→ GOAL: Without the pictures, write out all the lines below exactly as they appear.

→ DATA LISTING:
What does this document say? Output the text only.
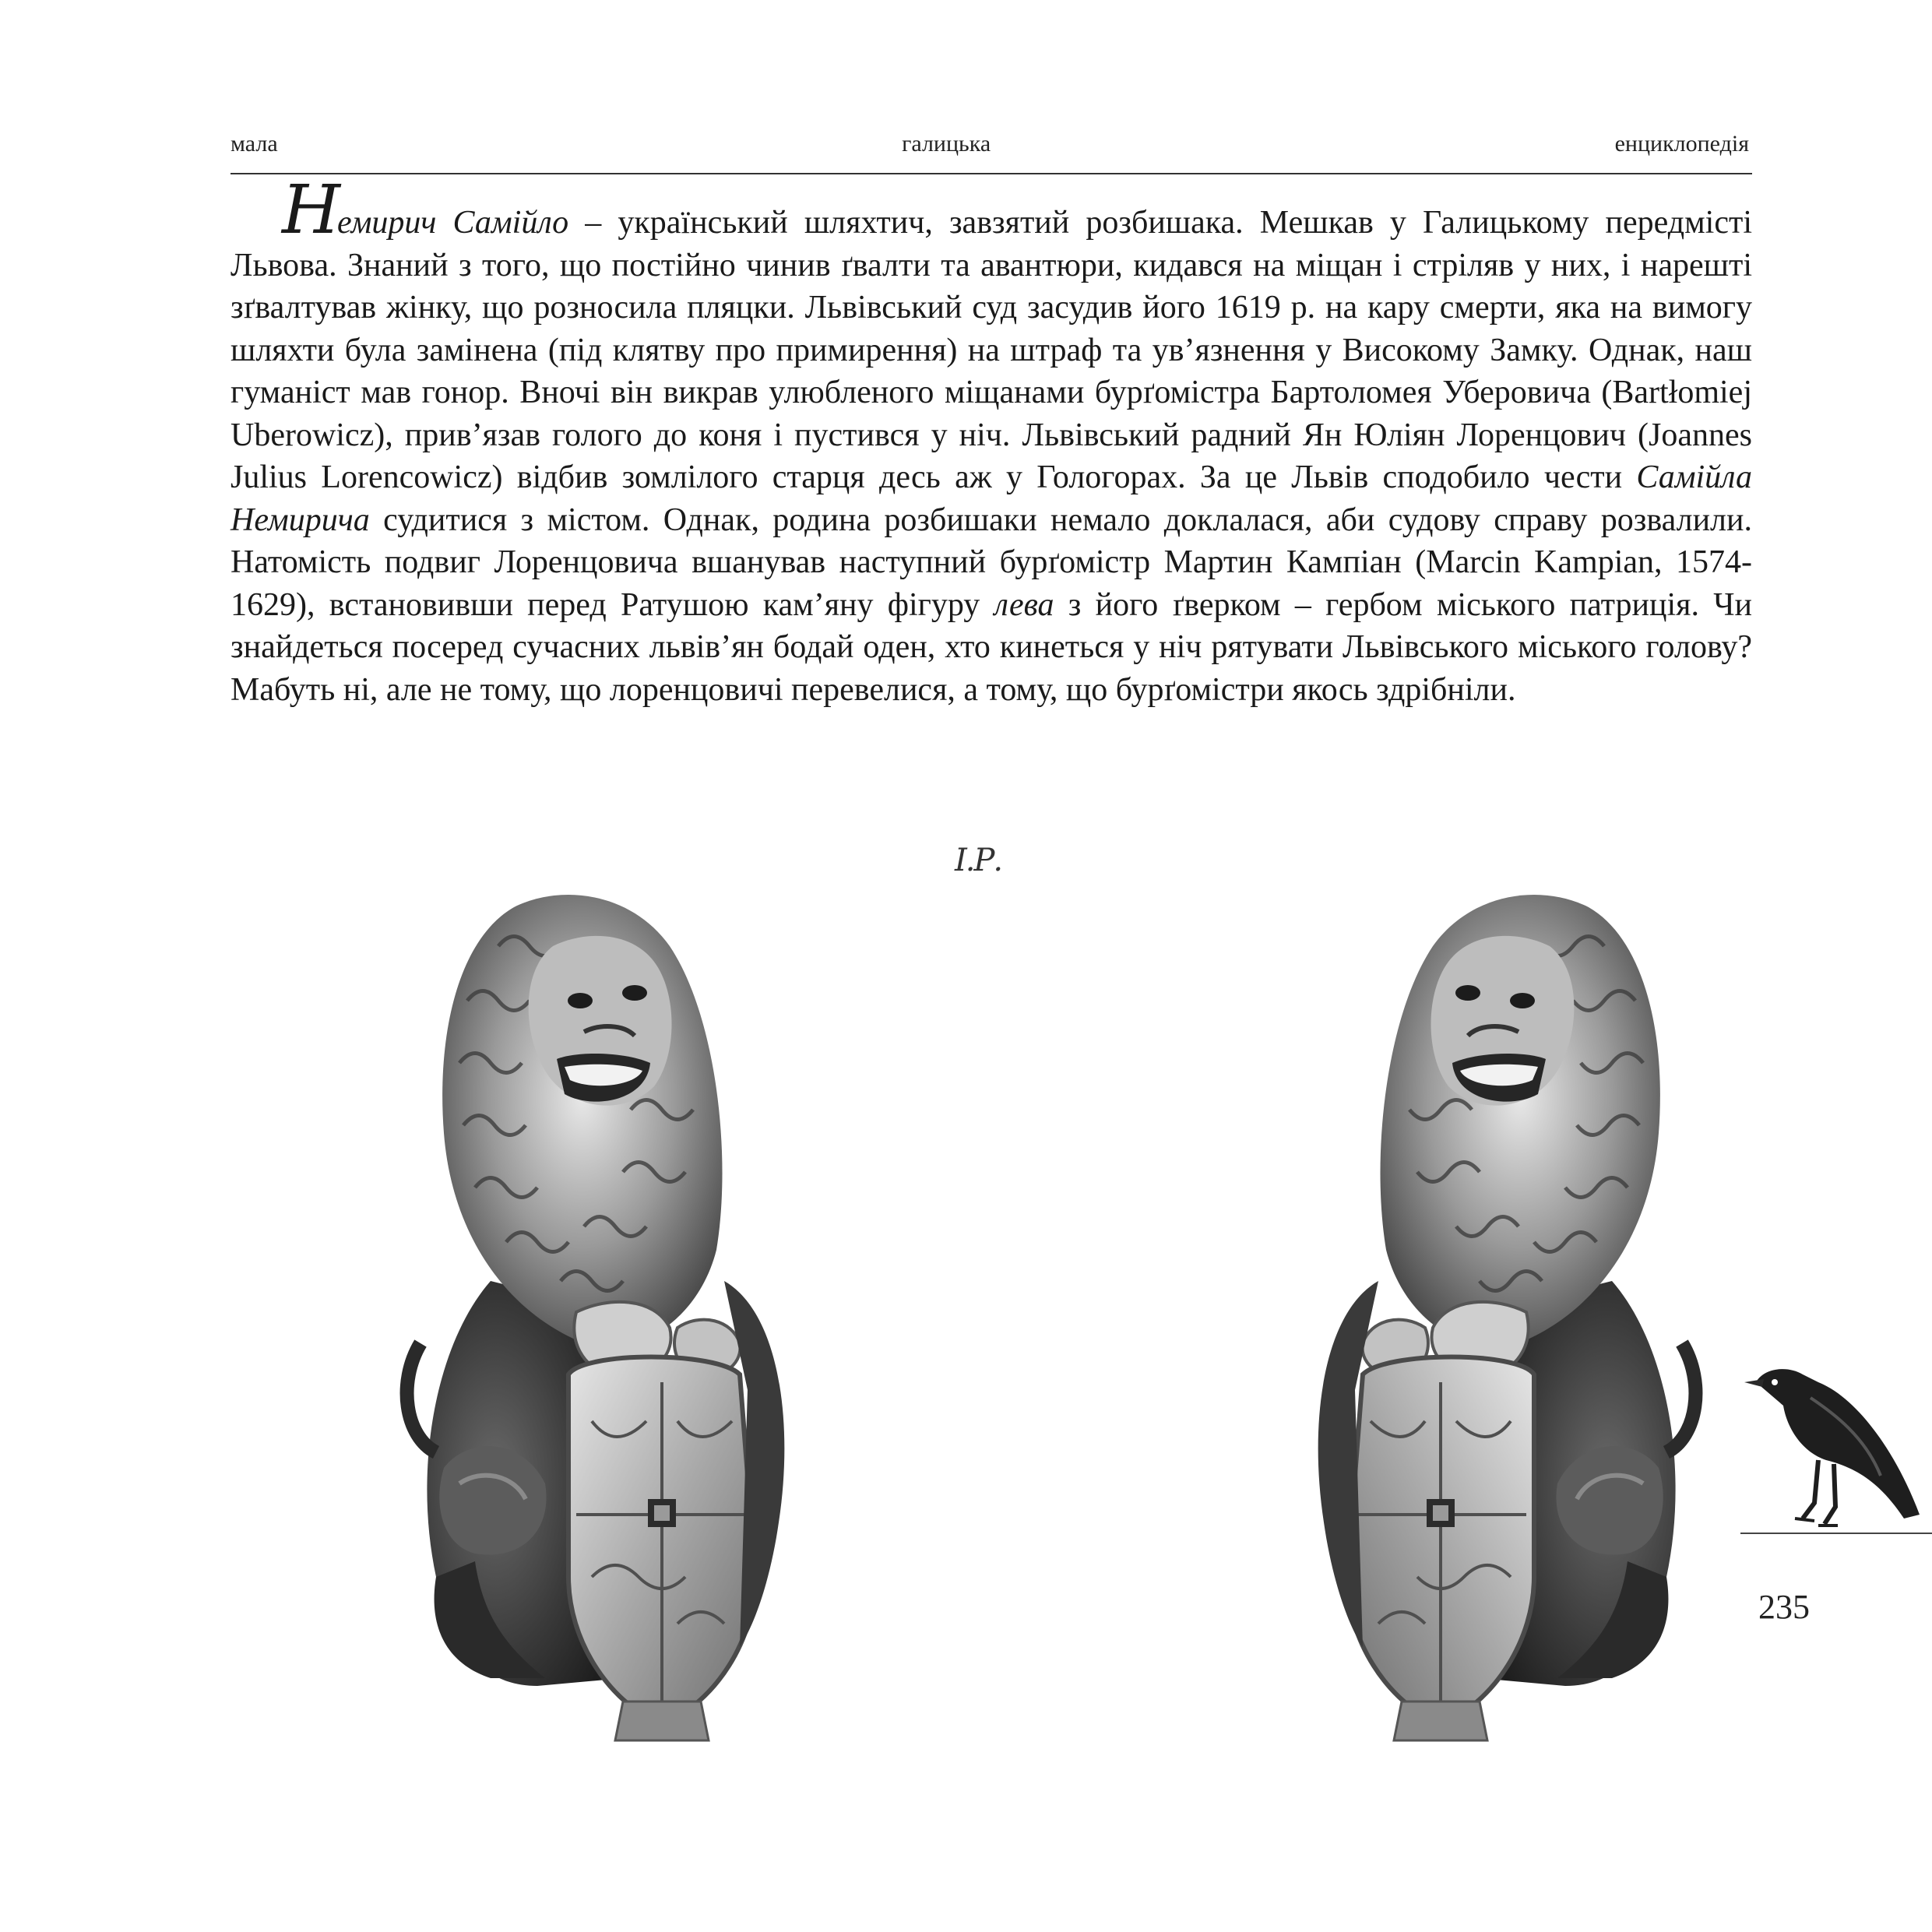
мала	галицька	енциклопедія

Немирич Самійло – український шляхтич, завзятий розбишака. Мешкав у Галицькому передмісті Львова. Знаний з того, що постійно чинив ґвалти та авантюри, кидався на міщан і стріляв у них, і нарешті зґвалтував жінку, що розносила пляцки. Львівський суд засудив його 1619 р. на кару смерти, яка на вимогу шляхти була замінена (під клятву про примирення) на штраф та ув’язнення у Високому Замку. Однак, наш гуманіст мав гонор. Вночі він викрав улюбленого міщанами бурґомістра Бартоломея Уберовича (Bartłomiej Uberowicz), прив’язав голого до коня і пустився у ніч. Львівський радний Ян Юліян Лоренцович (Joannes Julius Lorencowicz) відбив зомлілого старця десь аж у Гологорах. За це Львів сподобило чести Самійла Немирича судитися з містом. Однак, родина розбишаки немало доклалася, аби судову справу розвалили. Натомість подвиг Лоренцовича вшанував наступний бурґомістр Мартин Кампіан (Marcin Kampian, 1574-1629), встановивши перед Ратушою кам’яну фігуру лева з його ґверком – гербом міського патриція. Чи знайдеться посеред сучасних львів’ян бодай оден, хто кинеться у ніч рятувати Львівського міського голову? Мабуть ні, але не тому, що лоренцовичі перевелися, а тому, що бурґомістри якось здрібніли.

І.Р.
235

→ TASK ANSWER:
What does this document say? Output the text only.
мала	галицька	енциклопедія

Немирич Самійло – український шляхтич, завзятий розбишака. Мешкав у Галицькому передмісті Львова. Знаний з того, що постійно чинив ґвалти та авантюри, кидався на міщан і стріляв у них, і нарешті зґвалтував жінку, що розносила пляцки. Львівський суд засудив його 1619 р. на кару смерти, яка на вимогу шляхти була замінена (під клятву про примирення) на штраф та ув’язнення у Високому Замку. Однак, наш гуманіст мав гонор. Вночі він викрав улюбленого міщанами бурґомістра Бартоломея Уберовича (Bartłomiej Uberowicz), прив’язав голого до коня і пустився у ніч. Львівський радний Ян Юліян Лоренцович (Joannes Julius Lorencowicz) відбив зомлілого старця десь аж у Гологорах. За це Львів сподобило чести Самійла Немирича судитися з містом. Однак, родина розбишаки немало доклалася, аби судову справу розвалили. Натомість подвиг Лоренцовича вшанував наступний бурґомістр Мартин Кампіан (Marcin Kampian, 1574-1629), встановивши перед Ратушою кам’яну фігуру лева з його ґверком – гербом міського патриція. Чи знайдеться посеред сучасних львів’ян бодай оден, хто кинеться у ніч рятувати Львівського міського голову? Мабуть ні, але не тому, що лоренцовичі перевелися, а тому, що бурґомістри якось здрібніли.

І.Р.
235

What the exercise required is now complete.